» WHAT IS EXPECTED:
Find the lines with "title" in them and copy them out.

» SUPPLIED DATA:
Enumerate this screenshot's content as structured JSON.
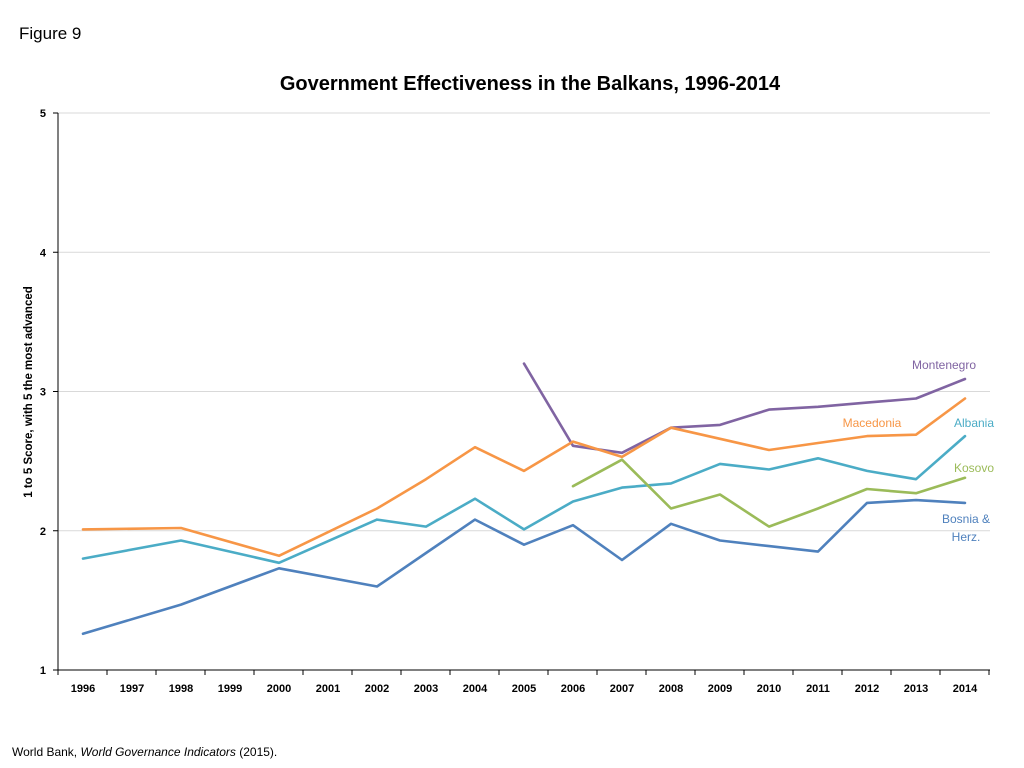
{
  "figure_label": "Figure 9",
  "source": {
    "prefix": "World Bank, ",
    "title": "World Governance Indicators",
    "suffix": " (2015)."
  },
  "chart_data": {
    "type": "line",
    "title": "Government Effectiveness in the Balkans, 1996-2014",
    "xlabel": "",
    "ylabel": "1 to 5 Score, with 5 the most advanced",
    "ylim": [
      1,
      5
    ],
    "yticks": [
      "1",
      "2",
      "3",
      "4",
      "5"
    ],
    "categories": [
      "1996",
      "1997",
      "1998",
      "1999",
      "2000",
      "2001",
      "2002",
      "2003",
      "2004",
      "2005",
      "2006",
      "2007",
      "2008",
      "2009",
      "2010",
      "2011",
      "2012",
      "2013",
      "2014"
    ],
    "grid": true,
    "series": [
      {
        "name": "Montenegro",
        "color": "#8064a2",
        "values": [
          null,
          null,
          null,
          null,
          null,
          null,
          null,
          null,
          null,
          3.2,
          2.61,
          2.56,
          2.74,
          2.76,
          2.87,
          2.89,
          2.92,
          2.95,
          3.09
        ]
      },
      {
        "name": "Macedonia",
        "color": "#f79646",
        "values": [
          2.01,
          null,
          2.02,
          null,
          1.82,
          null,
          2.16,
          2.37,
          2.6,
          2.43,
          2.64,
          2.53,
          2.74,
          2.66,
          2.58,
          2.63,
          2.68,
          2.69,
          2.95
        ]
      },
      {
        "name": "Albania",
        "color": "#4bacc6",
        "values": [
          1.8,
          null,
          1.93,
          null,
          1.77,
          null,
          2.08,
          2.03,
          2.23,
          2.01,
          2.21,
          2.31,
          2.34,
          2.48,
          2.44,
          2.52,
          2.43,
          2.37,
          2.68
        ]
      },
      {
        "name": "Kosovo",
        "color": "#9bbb59",
        "values": [
          null,
          null,
          null,
          null,
          null,
          null,
          null,
          null,
          null,
          null,
          2.32,
          2.51,
          2.16,
          2.26,
          2.03,
          2.16,
          2.3,
          2.27,
          2.38
        ]
      },
      {
        "name": "Bosnia & Herz.",
        "label_lines": [
          "Bosnia &",
          "Herz."
        ],
        "color": "#4f81bd",
        "values": [
          1.26,
          null,
          1.47,
          null,
          1.73,
          null,
          1.6,
          1.84,
          2.08,
          1.9,
          2.04,
          1.79,
          2.05,
          1.93,
          1.89,
          1.85,
          2.2,
          2.22,
          2.2
        ]
      }
    ]
  }
}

» OUTPUT FOR THIS TASK:
    "title": "World Governance Indicators",
    "title": "Government Effectiveness in the Balkans, 1996-2014",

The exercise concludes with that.